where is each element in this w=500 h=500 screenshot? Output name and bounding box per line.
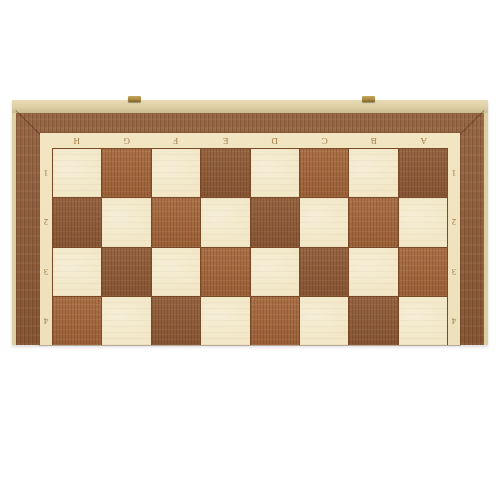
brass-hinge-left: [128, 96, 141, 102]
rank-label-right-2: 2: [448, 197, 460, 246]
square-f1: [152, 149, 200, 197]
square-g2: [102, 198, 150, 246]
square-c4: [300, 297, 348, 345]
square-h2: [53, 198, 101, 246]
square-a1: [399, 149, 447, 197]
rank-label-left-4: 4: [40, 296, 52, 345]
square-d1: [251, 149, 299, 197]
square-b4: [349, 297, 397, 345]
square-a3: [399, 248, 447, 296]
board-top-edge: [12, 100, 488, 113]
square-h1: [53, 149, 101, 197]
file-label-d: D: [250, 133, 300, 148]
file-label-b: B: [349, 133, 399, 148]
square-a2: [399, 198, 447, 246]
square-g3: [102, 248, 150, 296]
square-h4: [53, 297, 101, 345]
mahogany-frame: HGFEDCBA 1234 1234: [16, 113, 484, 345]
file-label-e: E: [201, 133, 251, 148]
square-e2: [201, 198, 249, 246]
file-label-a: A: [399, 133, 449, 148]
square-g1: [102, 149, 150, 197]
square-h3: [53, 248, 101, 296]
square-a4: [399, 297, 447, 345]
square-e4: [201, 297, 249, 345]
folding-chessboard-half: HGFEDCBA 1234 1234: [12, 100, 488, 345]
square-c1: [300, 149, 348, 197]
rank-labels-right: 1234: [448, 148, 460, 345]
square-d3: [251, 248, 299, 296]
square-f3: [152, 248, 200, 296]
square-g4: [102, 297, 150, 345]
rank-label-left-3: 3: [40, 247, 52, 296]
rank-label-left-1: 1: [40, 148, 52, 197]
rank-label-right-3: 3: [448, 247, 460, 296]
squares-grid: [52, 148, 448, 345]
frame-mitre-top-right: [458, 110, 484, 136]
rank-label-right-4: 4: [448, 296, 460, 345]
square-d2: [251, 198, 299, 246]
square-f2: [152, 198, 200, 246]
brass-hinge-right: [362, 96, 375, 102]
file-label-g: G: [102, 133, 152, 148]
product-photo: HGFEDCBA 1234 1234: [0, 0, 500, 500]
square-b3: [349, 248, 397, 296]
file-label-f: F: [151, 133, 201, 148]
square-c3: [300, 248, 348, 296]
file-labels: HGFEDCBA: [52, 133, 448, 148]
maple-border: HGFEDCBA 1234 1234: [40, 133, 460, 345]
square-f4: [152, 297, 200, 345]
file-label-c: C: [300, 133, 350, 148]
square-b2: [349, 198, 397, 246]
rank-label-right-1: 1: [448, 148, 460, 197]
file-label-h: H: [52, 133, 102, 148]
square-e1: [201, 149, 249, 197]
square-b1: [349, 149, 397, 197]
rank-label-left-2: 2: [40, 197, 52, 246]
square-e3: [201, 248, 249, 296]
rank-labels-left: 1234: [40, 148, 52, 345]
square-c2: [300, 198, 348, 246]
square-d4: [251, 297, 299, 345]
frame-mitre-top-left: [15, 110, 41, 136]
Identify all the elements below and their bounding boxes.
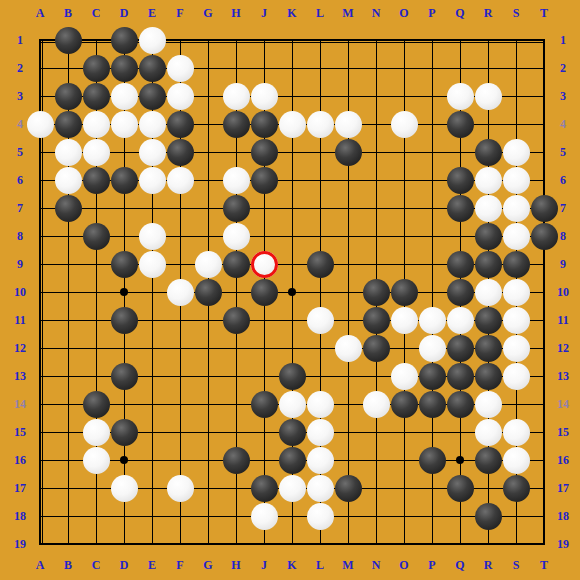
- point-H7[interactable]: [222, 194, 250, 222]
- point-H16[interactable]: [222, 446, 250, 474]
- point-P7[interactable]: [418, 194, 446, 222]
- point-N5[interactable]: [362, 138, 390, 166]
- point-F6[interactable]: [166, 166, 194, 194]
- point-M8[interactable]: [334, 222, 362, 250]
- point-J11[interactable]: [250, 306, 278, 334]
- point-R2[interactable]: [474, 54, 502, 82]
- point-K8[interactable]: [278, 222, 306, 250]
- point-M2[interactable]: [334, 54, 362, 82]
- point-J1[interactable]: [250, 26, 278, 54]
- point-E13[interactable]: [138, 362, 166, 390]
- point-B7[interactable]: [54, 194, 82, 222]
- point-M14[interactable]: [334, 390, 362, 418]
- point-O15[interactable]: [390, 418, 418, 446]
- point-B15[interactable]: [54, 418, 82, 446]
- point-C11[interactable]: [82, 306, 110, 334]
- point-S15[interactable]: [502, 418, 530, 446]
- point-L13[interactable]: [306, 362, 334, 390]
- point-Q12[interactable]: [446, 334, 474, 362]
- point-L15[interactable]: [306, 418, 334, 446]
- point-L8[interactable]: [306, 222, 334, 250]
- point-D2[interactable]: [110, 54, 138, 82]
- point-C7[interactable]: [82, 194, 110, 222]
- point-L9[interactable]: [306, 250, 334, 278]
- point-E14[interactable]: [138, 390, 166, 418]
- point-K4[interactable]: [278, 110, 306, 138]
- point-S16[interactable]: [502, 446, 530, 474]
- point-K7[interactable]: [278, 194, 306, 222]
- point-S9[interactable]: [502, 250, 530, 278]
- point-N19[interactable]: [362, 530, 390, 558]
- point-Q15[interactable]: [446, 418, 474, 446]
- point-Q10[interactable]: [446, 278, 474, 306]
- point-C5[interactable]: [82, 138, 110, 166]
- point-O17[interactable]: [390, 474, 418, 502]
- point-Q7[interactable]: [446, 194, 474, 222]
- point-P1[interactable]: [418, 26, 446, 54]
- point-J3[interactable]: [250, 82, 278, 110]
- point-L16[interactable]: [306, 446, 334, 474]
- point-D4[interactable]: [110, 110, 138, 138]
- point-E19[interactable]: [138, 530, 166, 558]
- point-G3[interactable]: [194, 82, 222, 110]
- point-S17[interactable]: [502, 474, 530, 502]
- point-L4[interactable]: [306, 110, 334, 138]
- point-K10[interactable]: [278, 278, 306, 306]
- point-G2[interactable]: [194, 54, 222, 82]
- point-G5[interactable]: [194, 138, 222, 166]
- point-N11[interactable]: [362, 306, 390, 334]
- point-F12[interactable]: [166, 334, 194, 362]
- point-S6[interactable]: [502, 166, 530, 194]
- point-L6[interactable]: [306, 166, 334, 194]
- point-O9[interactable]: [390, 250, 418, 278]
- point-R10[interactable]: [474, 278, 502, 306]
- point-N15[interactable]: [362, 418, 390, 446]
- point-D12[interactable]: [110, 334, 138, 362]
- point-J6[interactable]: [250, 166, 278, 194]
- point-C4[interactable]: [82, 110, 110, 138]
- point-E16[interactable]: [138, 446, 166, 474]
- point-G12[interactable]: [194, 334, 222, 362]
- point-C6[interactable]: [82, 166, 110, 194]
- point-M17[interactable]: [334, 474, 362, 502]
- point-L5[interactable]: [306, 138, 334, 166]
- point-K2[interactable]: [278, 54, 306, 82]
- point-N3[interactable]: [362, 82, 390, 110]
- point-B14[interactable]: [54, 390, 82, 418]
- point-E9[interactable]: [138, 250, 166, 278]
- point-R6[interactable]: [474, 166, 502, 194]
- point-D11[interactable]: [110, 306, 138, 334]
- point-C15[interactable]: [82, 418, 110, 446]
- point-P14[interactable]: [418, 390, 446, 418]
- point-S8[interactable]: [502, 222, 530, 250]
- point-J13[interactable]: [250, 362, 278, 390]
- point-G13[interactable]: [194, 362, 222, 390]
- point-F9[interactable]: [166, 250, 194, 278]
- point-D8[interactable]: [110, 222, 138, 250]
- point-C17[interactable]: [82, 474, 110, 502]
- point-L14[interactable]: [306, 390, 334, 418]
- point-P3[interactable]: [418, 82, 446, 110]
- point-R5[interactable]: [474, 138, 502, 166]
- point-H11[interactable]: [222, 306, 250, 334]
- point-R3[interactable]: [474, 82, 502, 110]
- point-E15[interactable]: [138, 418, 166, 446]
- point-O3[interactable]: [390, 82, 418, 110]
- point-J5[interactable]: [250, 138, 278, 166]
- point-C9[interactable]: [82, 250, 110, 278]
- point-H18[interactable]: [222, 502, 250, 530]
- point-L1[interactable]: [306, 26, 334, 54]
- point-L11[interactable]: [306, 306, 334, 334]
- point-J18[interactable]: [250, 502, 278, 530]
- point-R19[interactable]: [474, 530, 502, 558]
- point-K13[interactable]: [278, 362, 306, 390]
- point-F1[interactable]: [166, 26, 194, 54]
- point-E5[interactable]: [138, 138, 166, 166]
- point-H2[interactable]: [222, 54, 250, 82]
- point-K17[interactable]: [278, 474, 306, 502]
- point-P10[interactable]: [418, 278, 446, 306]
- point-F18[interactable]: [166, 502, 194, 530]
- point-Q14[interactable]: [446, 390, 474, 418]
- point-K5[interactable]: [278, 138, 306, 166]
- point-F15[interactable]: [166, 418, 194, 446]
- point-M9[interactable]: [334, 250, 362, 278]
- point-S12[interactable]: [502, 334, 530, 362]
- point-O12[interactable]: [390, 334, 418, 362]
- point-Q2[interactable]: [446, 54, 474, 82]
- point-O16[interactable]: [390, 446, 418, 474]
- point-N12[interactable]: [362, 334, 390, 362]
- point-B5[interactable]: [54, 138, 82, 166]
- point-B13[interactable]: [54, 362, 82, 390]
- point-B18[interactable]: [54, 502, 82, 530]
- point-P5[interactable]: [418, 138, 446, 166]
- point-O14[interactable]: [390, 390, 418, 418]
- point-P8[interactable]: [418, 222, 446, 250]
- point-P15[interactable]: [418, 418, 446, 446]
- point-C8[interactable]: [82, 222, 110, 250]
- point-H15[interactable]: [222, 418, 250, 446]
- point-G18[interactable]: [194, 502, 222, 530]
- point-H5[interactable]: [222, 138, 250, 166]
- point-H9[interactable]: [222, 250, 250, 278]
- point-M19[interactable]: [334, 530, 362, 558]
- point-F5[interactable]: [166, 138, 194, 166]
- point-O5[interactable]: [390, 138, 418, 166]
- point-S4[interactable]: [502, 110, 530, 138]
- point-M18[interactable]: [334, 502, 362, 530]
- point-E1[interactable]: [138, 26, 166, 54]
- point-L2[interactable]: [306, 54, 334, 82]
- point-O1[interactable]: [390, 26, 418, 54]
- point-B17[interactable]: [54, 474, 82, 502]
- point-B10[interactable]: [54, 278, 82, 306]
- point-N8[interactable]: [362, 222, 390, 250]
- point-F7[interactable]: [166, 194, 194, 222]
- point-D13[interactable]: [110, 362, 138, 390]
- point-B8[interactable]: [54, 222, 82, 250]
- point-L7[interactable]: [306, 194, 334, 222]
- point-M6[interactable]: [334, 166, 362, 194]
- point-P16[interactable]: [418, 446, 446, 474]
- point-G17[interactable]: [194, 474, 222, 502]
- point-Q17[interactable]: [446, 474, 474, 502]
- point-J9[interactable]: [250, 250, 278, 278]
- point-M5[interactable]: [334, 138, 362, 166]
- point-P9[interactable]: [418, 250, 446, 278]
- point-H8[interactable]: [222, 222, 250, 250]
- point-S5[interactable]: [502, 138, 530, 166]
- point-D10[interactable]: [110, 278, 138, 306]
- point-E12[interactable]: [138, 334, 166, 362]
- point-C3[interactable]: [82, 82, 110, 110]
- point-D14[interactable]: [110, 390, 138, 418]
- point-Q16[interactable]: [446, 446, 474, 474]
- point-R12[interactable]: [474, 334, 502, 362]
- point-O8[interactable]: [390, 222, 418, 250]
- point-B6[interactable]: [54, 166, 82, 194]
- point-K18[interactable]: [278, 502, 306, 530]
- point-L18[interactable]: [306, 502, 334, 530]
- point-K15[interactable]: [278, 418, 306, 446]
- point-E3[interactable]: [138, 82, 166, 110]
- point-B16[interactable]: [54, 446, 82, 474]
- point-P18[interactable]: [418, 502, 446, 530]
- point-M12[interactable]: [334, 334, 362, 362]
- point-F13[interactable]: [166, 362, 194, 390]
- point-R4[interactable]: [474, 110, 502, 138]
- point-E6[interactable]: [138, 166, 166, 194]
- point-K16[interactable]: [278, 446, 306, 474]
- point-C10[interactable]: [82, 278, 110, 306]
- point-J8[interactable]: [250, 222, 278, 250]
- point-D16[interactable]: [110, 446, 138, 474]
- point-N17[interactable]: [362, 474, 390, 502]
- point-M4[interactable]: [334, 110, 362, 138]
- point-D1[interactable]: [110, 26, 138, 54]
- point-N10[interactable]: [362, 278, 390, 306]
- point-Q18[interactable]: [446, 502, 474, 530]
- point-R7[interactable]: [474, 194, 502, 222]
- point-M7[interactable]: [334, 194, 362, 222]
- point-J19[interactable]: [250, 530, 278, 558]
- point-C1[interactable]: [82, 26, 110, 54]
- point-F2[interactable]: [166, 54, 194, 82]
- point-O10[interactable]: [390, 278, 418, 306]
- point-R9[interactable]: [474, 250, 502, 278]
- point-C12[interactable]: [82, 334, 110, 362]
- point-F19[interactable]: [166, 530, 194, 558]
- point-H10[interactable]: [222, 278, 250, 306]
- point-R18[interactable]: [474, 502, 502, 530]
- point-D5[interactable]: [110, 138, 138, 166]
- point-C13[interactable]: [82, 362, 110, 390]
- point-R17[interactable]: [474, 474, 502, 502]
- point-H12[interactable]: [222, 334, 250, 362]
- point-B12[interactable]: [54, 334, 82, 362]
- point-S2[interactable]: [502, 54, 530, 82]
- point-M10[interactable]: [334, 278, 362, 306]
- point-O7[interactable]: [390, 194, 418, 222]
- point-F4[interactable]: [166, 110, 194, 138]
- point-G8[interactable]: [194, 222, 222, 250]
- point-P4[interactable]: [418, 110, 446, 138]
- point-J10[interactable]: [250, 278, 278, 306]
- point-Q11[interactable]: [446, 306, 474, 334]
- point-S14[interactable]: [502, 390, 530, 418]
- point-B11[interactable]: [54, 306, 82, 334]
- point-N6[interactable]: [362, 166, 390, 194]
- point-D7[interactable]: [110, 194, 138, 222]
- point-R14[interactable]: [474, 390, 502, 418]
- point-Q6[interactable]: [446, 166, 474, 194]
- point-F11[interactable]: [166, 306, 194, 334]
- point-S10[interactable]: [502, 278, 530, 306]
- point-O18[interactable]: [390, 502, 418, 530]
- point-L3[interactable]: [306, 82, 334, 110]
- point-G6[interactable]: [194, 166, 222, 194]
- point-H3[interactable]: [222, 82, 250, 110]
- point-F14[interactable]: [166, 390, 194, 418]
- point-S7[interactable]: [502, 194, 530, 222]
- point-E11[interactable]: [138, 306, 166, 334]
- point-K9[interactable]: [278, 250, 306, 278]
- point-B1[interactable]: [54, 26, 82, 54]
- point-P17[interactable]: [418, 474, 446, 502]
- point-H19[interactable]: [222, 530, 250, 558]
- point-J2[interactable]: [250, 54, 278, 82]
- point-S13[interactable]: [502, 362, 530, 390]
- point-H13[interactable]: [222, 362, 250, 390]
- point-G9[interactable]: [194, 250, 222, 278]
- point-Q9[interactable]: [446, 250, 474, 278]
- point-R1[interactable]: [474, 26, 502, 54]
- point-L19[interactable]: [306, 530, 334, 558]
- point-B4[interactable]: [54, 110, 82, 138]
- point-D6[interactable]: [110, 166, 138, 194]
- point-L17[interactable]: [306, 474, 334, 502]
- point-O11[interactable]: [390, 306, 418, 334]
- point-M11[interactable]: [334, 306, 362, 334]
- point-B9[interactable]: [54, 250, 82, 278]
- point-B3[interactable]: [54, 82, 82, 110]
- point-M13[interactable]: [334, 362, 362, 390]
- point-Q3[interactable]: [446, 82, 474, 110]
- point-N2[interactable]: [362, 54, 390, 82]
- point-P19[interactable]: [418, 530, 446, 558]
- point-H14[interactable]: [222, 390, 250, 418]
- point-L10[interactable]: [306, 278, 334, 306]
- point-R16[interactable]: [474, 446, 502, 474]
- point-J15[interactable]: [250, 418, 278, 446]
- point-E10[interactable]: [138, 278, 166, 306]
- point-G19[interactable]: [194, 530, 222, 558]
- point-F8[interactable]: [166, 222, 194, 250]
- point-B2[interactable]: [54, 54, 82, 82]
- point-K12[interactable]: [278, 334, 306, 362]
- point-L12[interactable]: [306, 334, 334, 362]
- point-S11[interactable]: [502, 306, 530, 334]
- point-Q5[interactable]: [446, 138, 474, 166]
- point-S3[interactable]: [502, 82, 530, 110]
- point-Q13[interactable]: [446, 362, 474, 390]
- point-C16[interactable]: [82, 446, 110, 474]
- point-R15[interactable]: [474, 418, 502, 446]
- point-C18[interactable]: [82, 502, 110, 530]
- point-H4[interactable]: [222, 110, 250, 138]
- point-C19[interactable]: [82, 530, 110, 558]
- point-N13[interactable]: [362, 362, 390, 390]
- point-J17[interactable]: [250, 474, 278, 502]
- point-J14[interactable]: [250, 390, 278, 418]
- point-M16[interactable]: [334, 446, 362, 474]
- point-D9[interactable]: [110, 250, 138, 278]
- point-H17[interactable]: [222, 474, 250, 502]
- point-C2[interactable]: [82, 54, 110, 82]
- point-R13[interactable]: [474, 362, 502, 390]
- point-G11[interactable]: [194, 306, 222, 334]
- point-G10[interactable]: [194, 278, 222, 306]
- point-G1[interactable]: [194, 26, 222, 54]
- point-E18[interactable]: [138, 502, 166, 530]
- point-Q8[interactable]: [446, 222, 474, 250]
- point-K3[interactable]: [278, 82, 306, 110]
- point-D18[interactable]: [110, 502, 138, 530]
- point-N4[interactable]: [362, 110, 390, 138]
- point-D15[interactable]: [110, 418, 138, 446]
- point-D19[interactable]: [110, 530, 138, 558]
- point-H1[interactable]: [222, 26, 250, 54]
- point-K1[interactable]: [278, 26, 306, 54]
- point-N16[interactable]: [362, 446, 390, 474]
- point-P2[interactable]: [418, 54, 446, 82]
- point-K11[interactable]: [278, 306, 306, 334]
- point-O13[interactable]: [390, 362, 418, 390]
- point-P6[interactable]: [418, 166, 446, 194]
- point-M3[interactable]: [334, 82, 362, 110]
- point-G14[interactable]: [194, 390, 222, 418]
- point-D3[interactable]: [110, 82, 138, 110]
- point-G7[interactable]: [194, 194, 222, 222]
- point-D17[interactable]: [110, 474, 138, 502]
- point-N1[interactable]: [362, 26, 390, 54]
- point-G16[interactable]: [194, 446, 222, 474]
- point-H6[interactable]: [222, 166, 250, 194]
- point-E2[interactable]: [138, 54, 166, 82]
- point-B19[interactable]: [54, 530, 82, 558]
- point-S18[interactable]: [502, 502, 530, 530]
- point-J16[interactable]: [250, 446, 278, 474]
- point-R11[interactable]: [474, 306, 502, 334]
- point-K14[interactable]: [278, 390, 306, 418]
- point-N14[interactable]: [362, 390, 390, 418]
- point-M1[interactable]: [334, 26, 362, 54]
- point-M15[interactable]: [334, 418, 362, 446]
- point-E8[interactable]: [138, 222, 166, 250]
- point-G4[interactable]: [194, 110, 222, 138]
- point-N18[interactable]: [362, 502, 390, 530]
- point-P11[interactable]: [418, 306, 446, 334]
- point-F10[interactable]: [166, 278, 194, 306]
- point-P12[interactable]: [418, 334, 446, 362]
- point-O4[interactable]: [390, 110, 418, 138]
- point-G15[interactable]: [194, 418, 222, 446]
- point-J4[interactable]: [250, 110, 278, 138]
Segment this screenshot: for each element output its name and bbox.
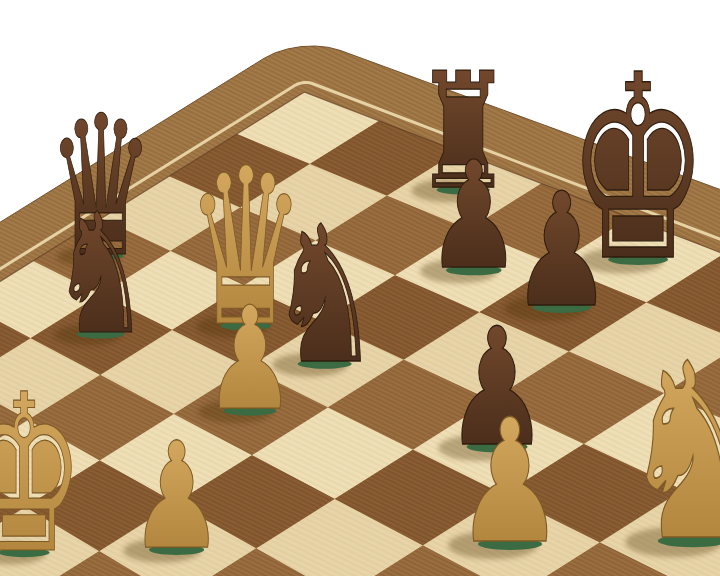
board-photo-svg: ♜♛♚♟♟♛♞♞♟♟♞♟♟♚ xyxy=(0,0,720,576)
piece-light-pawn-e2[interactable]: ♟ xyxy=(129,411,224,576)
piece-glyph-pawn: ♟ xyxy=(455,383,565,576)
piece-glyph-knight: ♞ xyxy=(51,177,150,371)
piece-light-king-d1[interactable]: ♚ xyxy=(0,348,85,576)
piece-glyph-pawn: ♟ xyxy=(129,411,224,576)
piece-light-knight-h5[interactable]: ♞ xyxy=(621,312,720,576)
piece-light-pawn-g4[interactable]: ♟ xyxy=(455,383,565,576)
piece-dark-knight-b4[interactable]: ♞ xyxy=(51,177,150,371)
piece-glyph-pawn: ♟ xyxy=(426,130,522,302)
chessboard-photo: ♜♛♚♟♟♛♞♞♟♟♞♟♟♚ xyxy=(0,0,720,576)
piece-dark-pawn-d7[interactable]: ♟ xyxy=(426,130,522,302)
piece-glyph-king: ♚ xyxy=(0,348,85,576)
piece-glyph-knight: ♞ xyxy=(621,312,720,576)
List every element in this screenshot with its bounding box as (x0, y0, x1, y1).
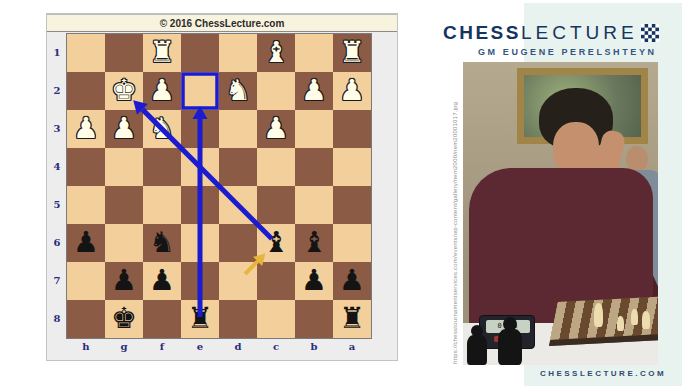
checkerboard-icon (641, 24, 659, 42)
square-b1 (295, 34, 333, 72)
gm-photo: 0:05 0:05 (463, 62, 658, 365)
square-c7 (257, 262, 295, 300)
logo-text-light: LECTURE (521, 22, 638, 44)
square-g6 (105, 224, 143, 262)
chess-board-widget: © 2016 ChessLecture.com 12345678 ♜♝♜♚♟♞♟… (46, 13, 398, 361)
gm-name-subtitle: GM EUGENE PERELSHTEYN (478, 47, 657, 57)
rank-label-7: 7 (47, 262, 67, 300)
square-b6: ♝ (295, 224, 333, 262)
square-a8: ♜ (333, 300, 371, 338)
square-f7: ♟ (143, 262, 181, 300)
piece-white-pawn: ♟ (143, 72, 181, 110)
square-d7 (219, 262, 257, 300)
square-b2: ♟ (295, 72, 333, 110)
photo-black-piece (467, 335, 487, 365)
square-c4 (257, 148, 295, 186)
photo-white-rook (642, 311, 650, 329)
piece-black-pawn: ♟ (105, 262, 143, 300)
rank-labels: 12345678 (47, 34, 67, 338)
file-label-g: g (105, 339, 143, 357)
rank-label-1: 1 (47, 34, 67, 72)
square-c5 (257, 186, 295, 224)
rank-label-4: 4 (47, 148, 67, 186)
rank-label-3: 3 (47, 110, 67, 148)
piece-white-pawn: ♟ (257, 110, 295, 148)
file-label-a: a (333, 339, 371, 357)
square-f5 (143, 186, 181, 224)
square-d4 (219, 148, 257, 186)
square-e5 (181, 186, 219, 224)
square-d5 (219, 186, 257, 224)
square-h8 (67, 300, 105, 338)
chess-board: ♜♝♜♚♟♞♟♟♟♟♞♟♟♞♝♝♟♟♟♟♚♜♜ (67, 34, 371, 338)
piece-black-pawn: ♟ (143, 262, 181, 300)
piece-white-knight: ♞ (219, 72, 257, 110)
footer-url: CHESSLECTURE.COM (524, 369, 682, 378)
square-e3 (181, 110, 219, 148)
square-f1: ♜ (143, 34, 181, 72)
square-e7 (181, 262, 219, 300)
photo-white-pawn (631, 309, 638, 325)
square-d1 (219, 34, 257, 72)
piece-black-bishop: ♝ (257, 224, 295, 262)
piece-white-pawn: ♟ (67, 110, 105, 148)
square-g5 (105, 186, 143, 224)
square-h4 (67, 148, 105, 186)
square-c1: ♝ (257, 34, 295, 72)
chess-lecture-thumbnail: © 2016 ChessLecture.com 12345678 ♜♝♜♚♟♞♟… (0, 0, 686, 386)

**********

Copy the lines word for word, beginning with the line that has "checkerboard-icon (641, 24, 659, 42)" and ending after the line that has "square-c1: ♝ (257, 34, 295, 72)".

SOLUTION TO THE EXERCISE
checkerboard-icon (641, 24, 659, 42)
square-b1 (295, 34, 333, 72)
gm-photo: 0:05 0:05 (463, 62, 658, 365)
square-c7 (257, 262, 295, 300)
logo-text-light: LECTURE (521, 22, 638, 44)
square-g6 (105, 224, 143, 262)
chess-board-widget: © 2016 ChessLecture.com 12345678 ♜♝♜♚♟♞♟… (46, 13, 398, 361)
gm-name-subtitle: GM EUGENE PERELSHTEYN (478, 47, 657, 57)
rank-label-7: 7 (47, 262, 67, 300)
square-b6: ♝ (295, 224, 333, 262)
square-a8: ♜ (333, 300, 371, 338)
square-f7: ♟ (143, 262, 181, 300)
piece-white-pawn: ♟ (143, 72, 181, 110)
square-d7 (219, 262, 257, 300)
square-b2: ♟ (295, 72, 333, 110)
photo-black-piece (467, 335, 487, 365)
square-c4 (257, 148, 295, 186)
photo-white-rook (642, 311, 650, 329)
piece-black-pawn: ♟ (105, 262, 143, 300)
rank-labels: 12345678 (47, 34, 67, 338)
file-label-g: g (105, 339, 143, 357)
rank-label-1: 1 (47, 34, 67, 72)
square-c5 (257, 186, 295, 224)
rank-label-4: 4 (47, 148, 67, 186)
rank-label-3: 3 (47, 110, 67, 148)
piece-white-pawn: ♟ (257, 110, 295, 148)
file-label-a: a (333, 339, 371, 357)
square-f5 (143, 186, 181, 224)
square-d4 (219, 148, 257, 186)
square-e5 (181, 186, 219, 224)
square-d5 (219, 186, 257, 224)
square-h8 (67, 300, 105, 338)
chess-board: ♜♝♜♚♟♞♟♟♟♟♞♟♟♞♝♝♟♟♟♟♚♜♜ (67, 34, 371, 338)
piece-black-pawn: ♟ (143, 262, 181, 300)
piece-white-knight: ♞ (219, 72, 257, 110)
footer-url: CHESSLECTURE.COM (524, 369, 682, 378)
square-e3 (181, 110, 219, 148)
square-f1: ♜ (143, 34, 181, 72)
square-e7 (181, 262, 219, 300)
photo-white-pawn (631, 309, 638, 325)
square-d1 (219, 34, 257, 72)
piece-black-bishop: ♝ (257, 224, 295, 262)
piece-white-pawn: ♟ (67, 110, 105, 148)
square-g5 (105, 186, 143, 224)
square-h4 (67, 148, 105, 186)
square-c1: ♝ (257, 34, 295, 72)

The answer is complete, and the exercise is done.